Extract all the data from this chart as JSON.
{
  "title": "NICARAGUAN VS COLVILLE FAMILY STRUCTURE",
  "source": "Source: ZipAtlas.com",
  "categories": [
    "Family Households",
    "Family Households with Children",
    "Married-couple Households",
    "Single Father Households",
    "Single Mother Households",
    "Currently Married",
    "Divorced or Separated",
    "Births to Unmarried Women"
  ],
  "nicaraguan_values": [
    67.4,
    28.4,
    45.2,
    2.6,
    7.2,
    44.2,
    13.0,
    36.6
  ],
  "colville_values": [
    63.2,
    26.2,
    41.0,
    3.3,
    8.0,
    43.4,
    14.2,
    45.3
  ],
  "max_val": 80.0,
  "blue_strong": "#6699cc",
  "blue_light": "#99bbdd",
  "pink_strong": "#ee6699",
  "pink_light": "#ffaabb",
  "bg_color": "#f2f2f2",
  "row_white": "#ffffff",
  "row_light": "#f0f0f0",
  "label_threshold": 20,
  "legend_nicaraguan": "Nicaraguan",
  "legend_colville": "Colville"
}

================

GOAL OF THE EXERCISE: Set all of the records down again, exactly as they stand.

WRITTEN RESPONSE:
Extract all the data from this chart as JSON.
{
  "title": "NICARAGUAN VS COLVILLE FAMILY STRUCTURE",
  "source": "Source: ZipAtlas.com",
  "categories": [
    "Family Households",
    "Family Households with Children",
    "Married-couple Households",
    "Single Father Households",
    "Single Mother Households",
    "Currently Married",
    "Divorced or Separated",
    "Births to Unmarried Women"
  ],
  "nicaraguan_values": [
    67.4,
    28.4,
    45.2,
    2.6,
    7.2,
    44.2,
    13.0,
    36.6
  ],
  "colville_values": [
    63.2,
    26.2,
    41.0,
    3.3,
    8.0,
    43.4,
    14.2,
    45.3
  ],
  "max_val": 80.0,
  "blue_strong": "#6699cc",
  "blue_light": "#99bbdd",
  "pink_strong": "#ee6699",
  "pink_light": "#ffaabb",
  "bg_color": "#f2f2f2",
  "row_white": "#ffffff",
  "row_light": "#f0f0f0",
  "label_threshold": 20,
  "legend_nicaraguan": "Nicaraguan",
  "legend_colville": "Colville"
}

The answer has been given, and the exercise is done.